[start]
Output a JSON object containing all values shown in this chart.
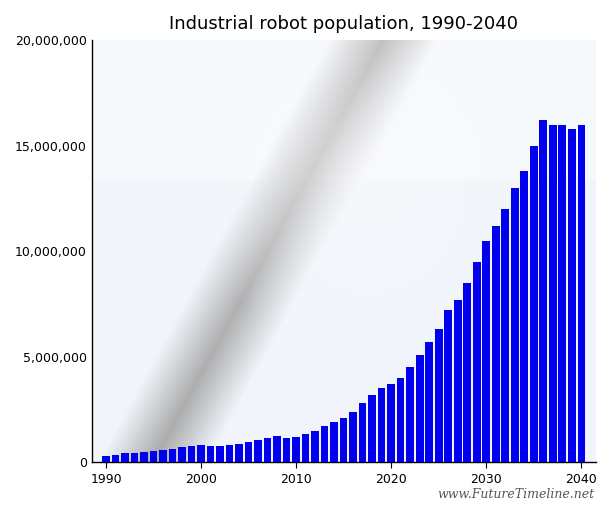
{
  "title": "Industrial robot population, 1990-2040",
  "years": [
    1990,
    1991,
    1992,
    1993,
    1994,
    1995,
    1996,
    1997,
    1998,
    1999,
    2000,
    2001,
    2002,
    2003,
    2004,
    2005,
    2006,
    2007,
    2008,
    2009,
    2010,
    2011,
    2012,
    2013,
    2014,
    2015,
    2016,
    2017,
    2018,
    2019,
    2020,
    2021,
    2022,
    2023,
    2024,
    2025,
    2026,
    2027,
    2028,
    2029,
    2030,
    2031,
    2032,
    2033,
    2034,
    2035,
    2036,
    2037,
    2038,
    2039,
    2040
  ],
  "values": [
    300000,
    370000,
    420000,
    450000,
    490000,
    540000,
    590000,
    650000,
    720000,
    770000,
    800000,
    780000,
    760000,
    800000,
    880000,
    970000,
    1050000,
    1150000,
    1250000,
    1150000,
    1200000,
    1350000,
    1500000,
    1700000,
    1900000,
    2100000,
    2400000,
    2800000,
    3200000,
    3500000,
    3700000,
    4000000,
    4500000,
    5100000,
    5700000,
    6300000,
    7200000,
    7700000,
    8500000,
    9500000,
    10500000,
    11200000,
    12000000,
    13000000,
    13800000,
    15000000,
    16200000,
    16000000,
    16000000,
    15800000,
    16000000
  ],
  "bar_color": "#0000ee",
  "background_color": "#ffffff",
  "ylim": [
    0,
    20000000
  ],
  "yticks": [
    0,
    5000000,
    10000000,
    15000000,
    20000000
  ],
  "ytick_labels": [
    "0",
    "5,000,000",
    "10,000,000",
    "15,000,000",
    "20,000,000"
  ],
  "xticks": [
    1990,
    2000,
    2010,
    2020,
    2030,
    2040
  ],
  "watermark": "www.FutureTimeline.net",
  "watermark_color": "#555555",
  "title_fontsize": 13,
  "axis_fontsize": 9,
  "bg_image_alpha": 0.45
}
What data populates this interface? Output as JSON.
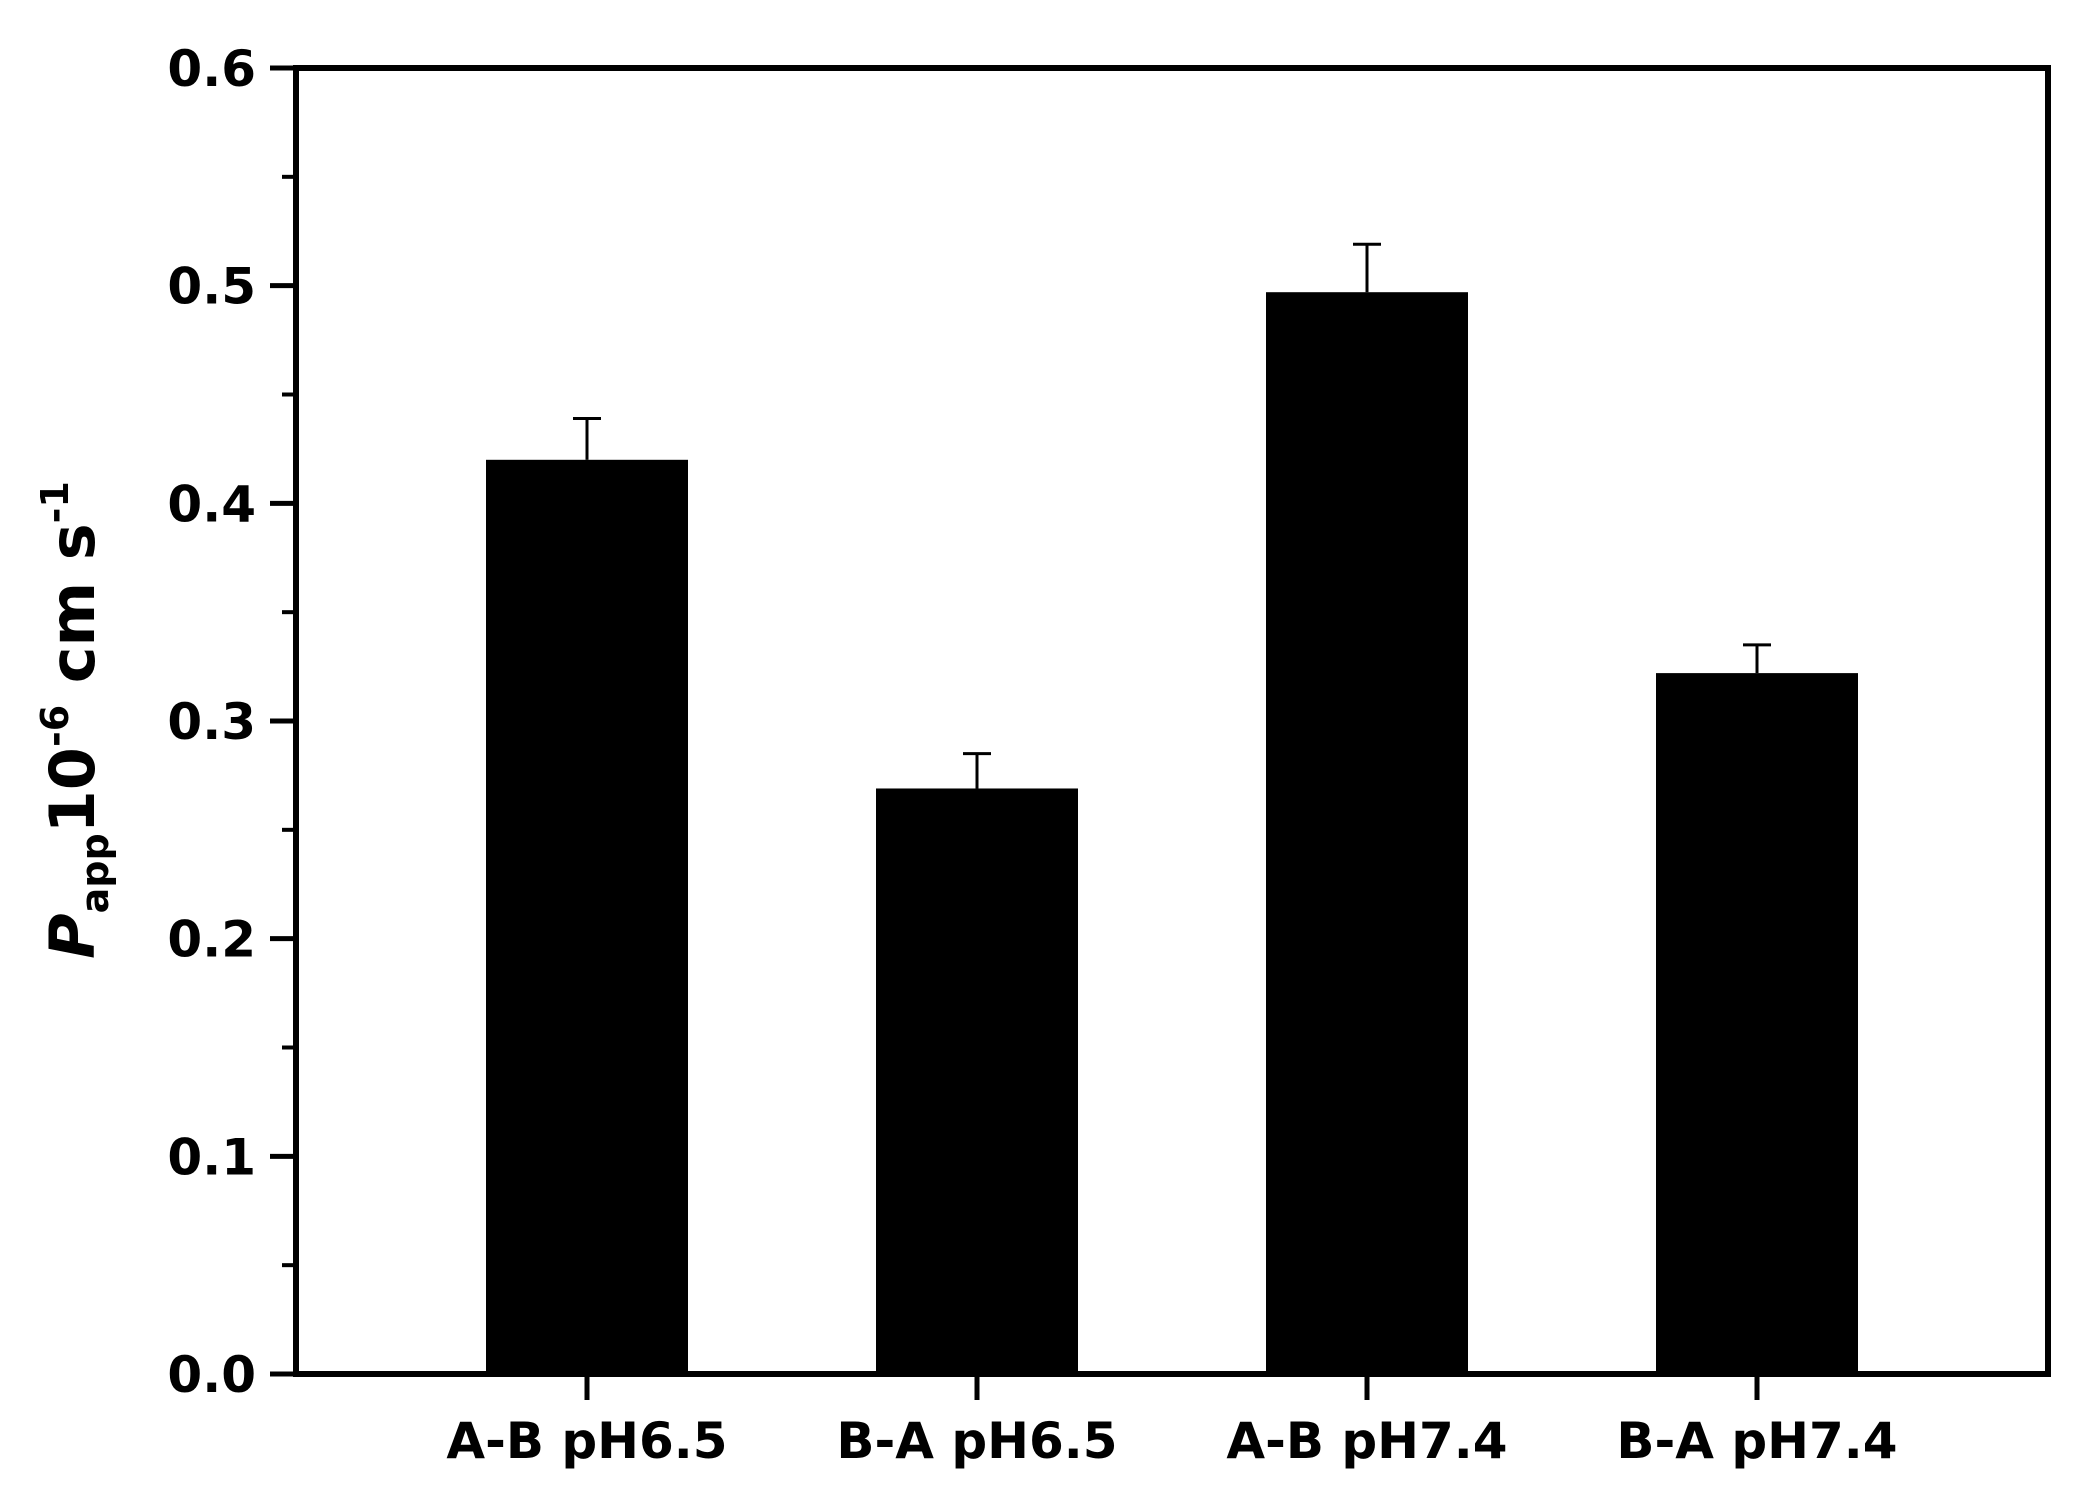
{
  "chart_data": {
    "type": "bar",
    "categories": [
      "A-B pH6.5",
      "B-A pH6.5",
      "A-B pH7.4",
      "B-A pH7.4"
    ],
    "values": [
      0.42,
      0.269,
      0.497,
      0.322
    ],
    "errors": [
      0.019,
      0.016,
      0.022,
      0.013
    ],
    "title": "",
    "ylabel": {
      "main": "P",
      "subscript": "app",
      "mid": "10",
      "mid_sup": "-6",
      "unit": " cm s",
      "unit_sup": "-1"
    },
    "ylim": [
      0,
      0.6
    ],
    "yticks": [
      "0.0",
      "0.1",
      "0.2",
      "0.3",
      "0.4",
      "0.5",
      "0.6"
    ],
    "bar_color": "#000000",
    "grid": false,
    "legend": "none"
  }
}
[end]
**Work instructions:**
Without the pictures, transcribe the listing above exactly.

**In response:**
Output a JSON object containing all values shown in this chart.
{
  "title": "Industrial robot population, 1990-2040",
  "years": [
    1990,
    1991,
    1992,
    1993,
    1994,
    1995,
    1996,
    1997,
    1998,
    1999,
    2000,
    2001,
    2002,
    2003,
    2004,
    2005,
    2006,
    2007,
    2008,
    2009,
    2010,
    2011,
    2012,
    2013,
    2014,
    2015,
    2016,
    2017,
    2018,
    2019,
    2020,
    2021,
    2022,
    2023,
    2024,
    2025,
    2026,
    2027,
    2028,
    2029,
    2030,
    2031,
    2032,
    2033,
    2034,
    2035,
    2036,
    2037,
    2038,
    2039,
    2040
  ],
  "values": [
    300000,
    370000,
    420000,
    450000,
    490000,
    540000,
    590000,
    650000,
    720000,
    770000,
    800000,
    780000,
    760000,
    800000,
    880000,
    970000,
    1050000,
    1150000,
    1250000,
    1150000,
    1200000,
    1350000,
    1500000,
    1700000,
    1900000,
    2100000,
    2400000,
    2800000,
    3200000,
    3500000,
    3700000,
    4000000,
    4500000,
    5100000,
    5700000,
    6300000,
    7200000,
    7700000,
    8500000,
    9500000,
    10500000,
    11200000,
    12000000,
    13000000,
    13800000,
    15000000,
    16200000,
    16000000,
    16000000,
    15800000,
    16000000
  ],
  "bar_color": "#0000ee",
  "background_color": "#ffffff",
  "ylim": [
    0,
    20000000
  ],
  "yticks": [
    0,
    5000000,
    10000000,
    15000000,
    20000000
  ],
  "ytick_labels": [
    "0",
    "5,000,000",
    "10,000,000",
    "15,000,000",
    "20,000,000"
  ],
  "xticks": [
    1990,
    2000,
    2010,
    2020,
    2030,
    2040
  ],
  "watermark": "www.FutureTimeline.net",
  "watermark_color": "#555555",
  "title_fontsize": 13,
  "axis_fontsize": 9,
  "bg_image_alpha": 0.45
}
What data populates this interface? Output as JSON.
{
  "chart_data": {
    "type": "bar",
    "categories": [
      "A-B pH6.5",
      "B-A pH6.5",
      "A-B pH7.4",
      "B-A pH7.4"
    ],
    "values": [
      0.42,
      0.269,
      0.497,
      0.322
    ],
    "errors": [
      0.019,
      0.016,
      0.022,
      0.013
    ],
    "title": "",
    "ylabel": {
      "main": "P",
      "subscript": "app",
      "mid": "10",
      "mid_sup": "-6",
      "unit": " cm s",
      "unit_sup": "-1"
    },
    "ylim": [
      0,
      0.6
    ],
    "yticks": [
      "0.0",
      "0.1",
      "0.2",
      "0.3",
      "0.4",
      "0.5",
      "0.6"
    ],
    "bar_color": "#000000",
    "grid": false,
    "legend": "none"
  }
}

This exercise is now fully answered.